[Direction]: Review the listing and copy each line that holds the word "КУЛЬТУРЫ".

[Data extracted from a collection]:
···

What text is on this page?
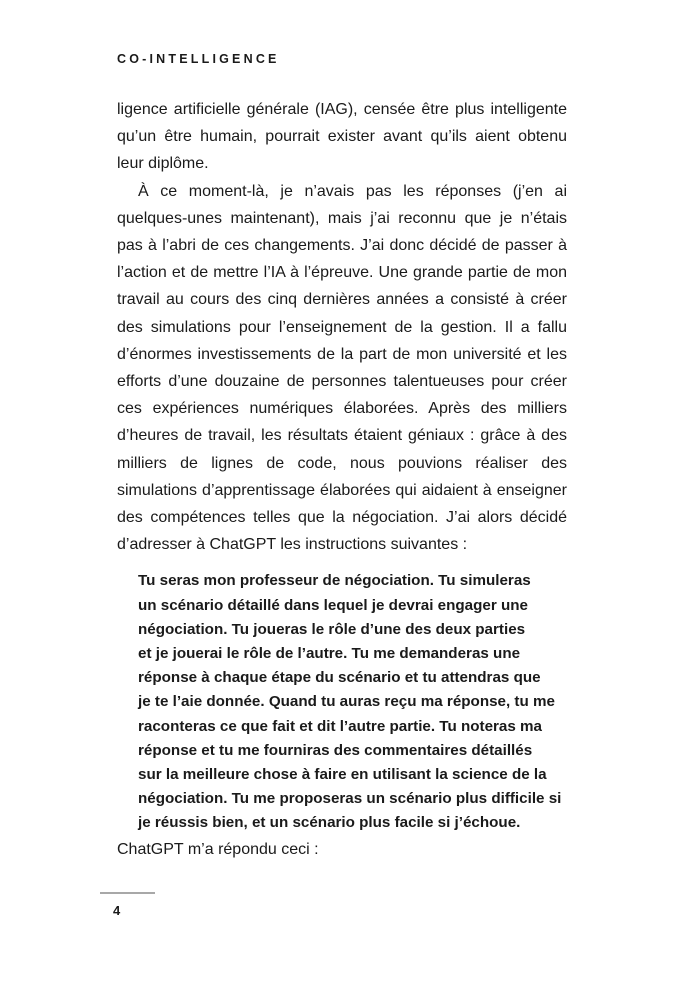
CO-INTELLIGENCE

ligence artificielle générale (IAG), censée être plus intelligente qu’un être humain, pourrait exister avant qu’ils aient obtenu leur diplôme.

À ce moment-là, je n’avais pas les réponses (j’en ai quelques-unes maintenant), mais j’ai reconnu que je n’étais pas à l’abri de ces changements. J’ai donc décidé de passer à l’action et de mettre l’IA à l’épreuve. Une grande partie de mon travail au cours des cinq dernières années a consisté à créer des simulations pour l’enseignement de la gestion. Il a fallu d’énormes investissements de la part de mon université et les efforts d’une douzaine de personnes talentueuses pour créer ces expériences numériques élaborées. Après des milliers d’heures de travail, les résultats étaient géniaux : grâce à des milliers de lignes de code, nous pouvions réaliser des simulations d’apprentissage élaborées qui aidaient à enseigner des compétences telles que la négociation. J’ai alors décidé d’adresser à ChatGPT les instructions suivantes :

Tu seras mon professeur de négociation. Tu simuleras
un scénario détaillé dans lequel je devrai engager une
négociation. Tu joueras le rôle d’une des deux parties
et je jouerai le rôle de l’autre. Tu me demanderas une
réponse à chaque étape du scénario et tu attendras que
je te l’aie donnée. Quand tu auras reçu ma réponse, tu me
raconteras ce que fait et dit l’autre partie. Tu noteras ma
réponse et tu me fourniras des commentaires détaillés
sur la meilleure chose à faire en utilisant la science de la
négociation. Tu me proposeras un scénario plus difficile si
je réussis bien, et un scénario plus facile si j’échoue.

ChatGPT m’a répondu ceci :

4
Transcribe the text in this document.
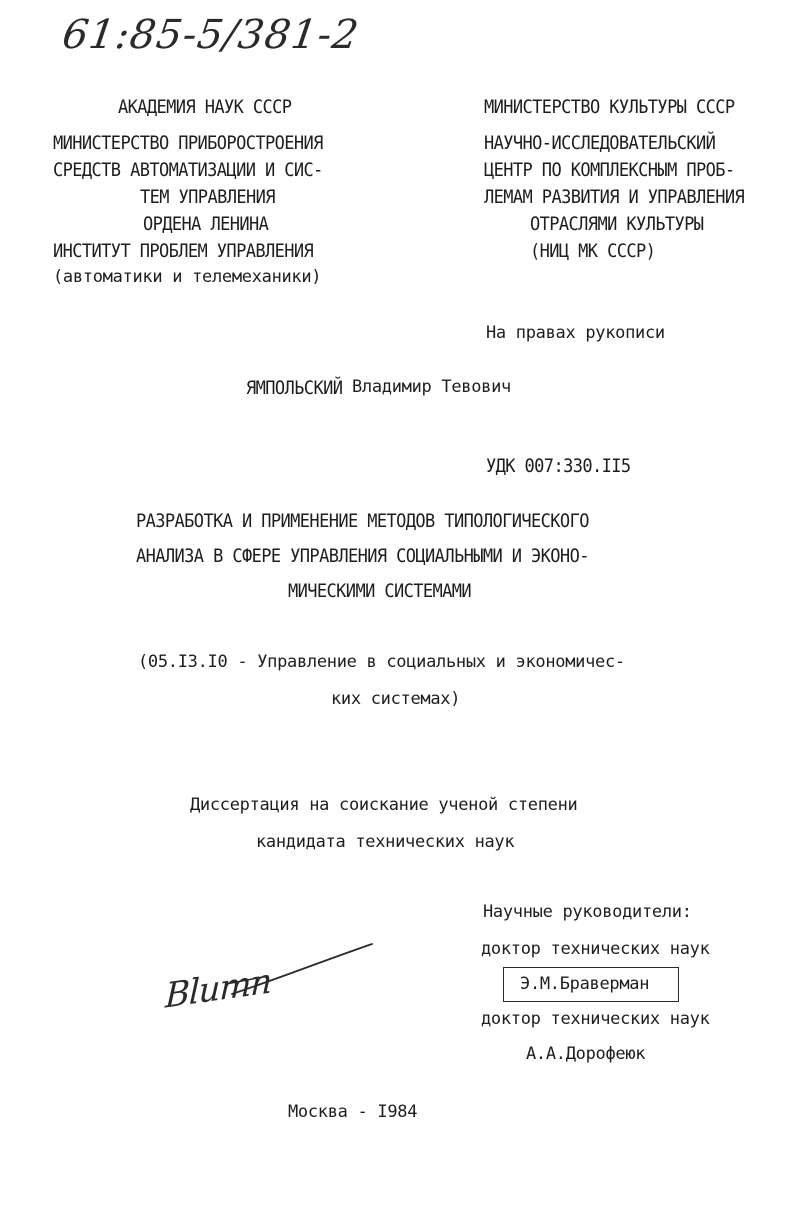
61:85-5/381-2
АКАДЕМИЯ НАУК СССР
МИНИСТЕРСТВО ПРИБОРОСТРОЕНИЯ
СРЕДСТВ АВТОМАТИЗАЦИИ И СИС-
ТЕМ УПРАВЛЕНИЯ
ОРДЕНА ЛЕНИНА
ИНСТИТУТ ПРОБЛЕМ УПРАВЛЕНИЯ
(автоматики и телемеханики)
МИНИСТЕРСТВО КУЛЬТУРЫ СССР
НАУЧНО-ИССЛЕДОВАТЕЛЬСКИЙ
ЦЕНТР ПО КОМПЛЕКСНЫМ ПРОБ-
ЛЕМАМ РАЗВИТИЯ И УПРАВЛЕНИЯ
ОТРАСЛЯМИ КУЛЬТУРЫ
(НИЦ МК СССР)
На правах рукописи
ЯМПОЛЬСКИЙ Владимир Тевович
УДК 007:330.II5
РАЗРАБОТКА И ПРИМЕНЕНИЕ МЕТОДОВ ТИПОЛОГИЧЕСКОГО
АНАЛИЗА В СФЕРЕ УПРАВЛЕНИЯ СОЦИАЛЬНЫМИ И ЭКОНО-
МИЧЕСКИМИ СИСТЕМАМИ
(05.I3.I0 - Управление в социальных и экономичес-
ких системах)
Диссертация на соискание ученой степени
кандидата технических наук
Научные руководители:
доктор технических наук
Э.М.Браверман
доктор технических наук
А.А.Дорофеюк
Вlumn
Москва - I984
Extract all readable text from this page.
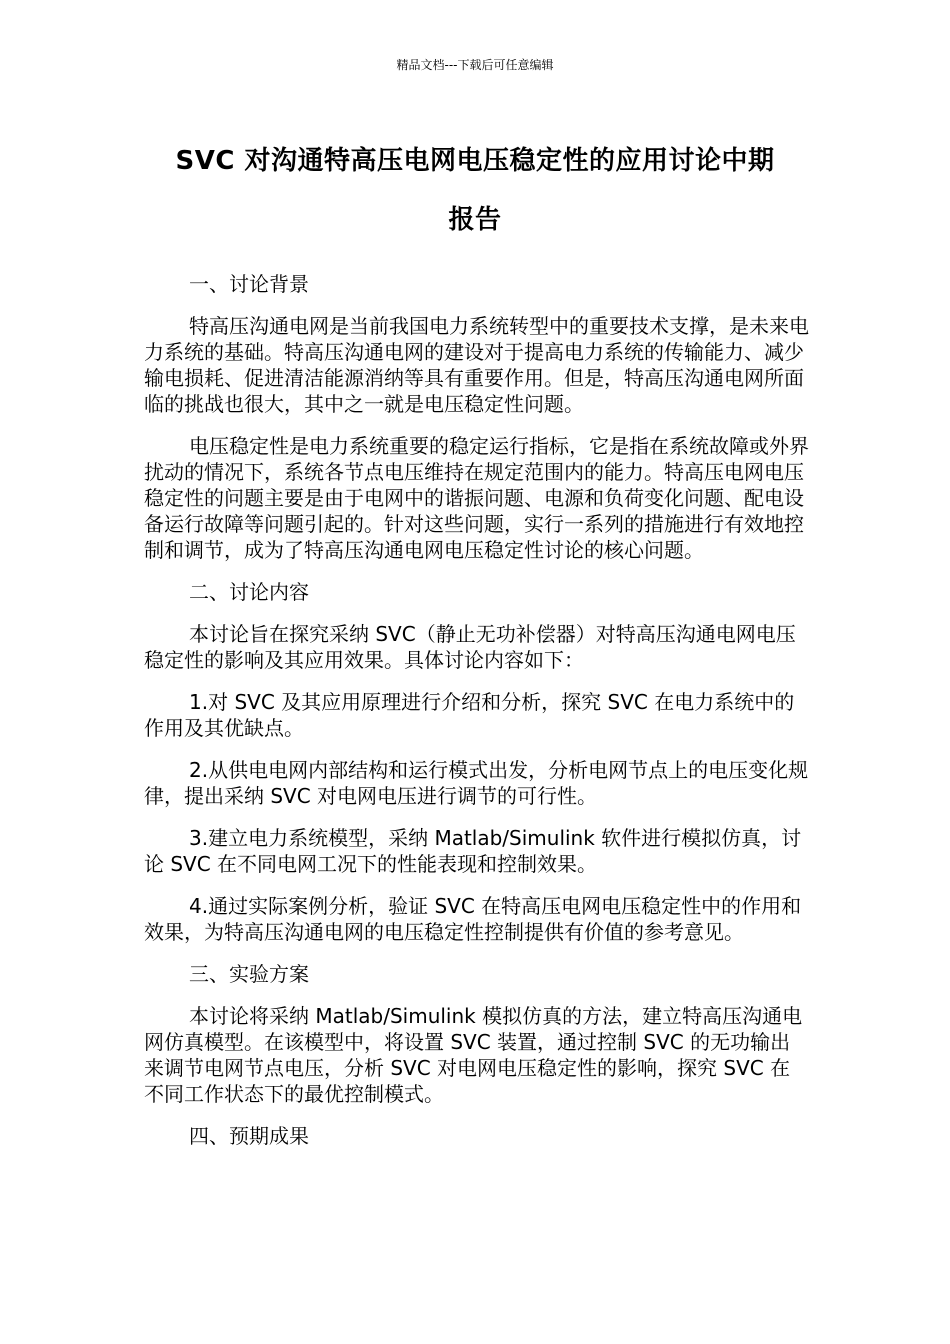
精品文档---下载后可任意编辑
SVC 对沟通特高压电网电压稳定性的应用讨论中期
报告

一、讨论背景

特高压沟通电网是当前我国电力系统转型中的重要技术支撑，是未来电力系统的基础。特高压沟通电网的建设对于提高电力系统的传输能力、减少输电损耗、促进清洁能源消纳等具有重要作用。但是，特高压沟通电网所面临的挑战也很大，其中之一就是电压稳定性问题。

电压稳定性是电力系统重要的稳定运行指标，它是指在系统故障或外界扰动的情况下，系统各节点电压维持在规定范围内的能力。特高压电网电压稳定性的问题主要是由于电网中的谐振问题、电源和负荷变化问题、配电设备运行故障等问题引起的。针对这些问题，实行一系列的措施进行有效地控制和调节，成为了特高压沟通电网电压稳定性讨论的核心问题。

二、讨论内容

本讨论旨在探究采纳 SVC（静止无功补偿器）对特高压沟通电网电压稳定性的影响及其应用效果。具体讨论内容如下：

1.对 SVC 及其应用原理进行介绍和分析，探究 SVC 在电力系统中的作用及其优缺点。

2.从供电电网内部结构和运行模式出发，分析电网节点上的电压变化规律，提出采纳 SVC 对电网电压进行调节的可行性。

3.建立电力系统模型，采纳 Matlab/Simulink 软件进行模拟仿真，讨论 SVC 在不同电网工况下的性能表现和控制效果。

4.通过实际案例分析，验证 SVC 在特高压电网电压稳定性中的作用和效果，为特高压沟通电网的电压稳定性控制提供有价值的参考意见。

三、实验方案

本讨论将采纳 Matlab/Simulink 模拟仿真的方法，建立特高压沟通电网仿真模型。在该模型中，将设置 SVC 装置，通过控制 SVC 的无功输出来调节电网节点电压，分析 SVC 对电网电压稳定性的影响，探究 SVC 在不同工作状态下的最优控制模式。

四、预期成果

···

[Written answer]:
МИНИСТЕРСТВО КУЛЬТУРЫ СССР
ОТРАСЛЯМИ КУЛЬТУРЫ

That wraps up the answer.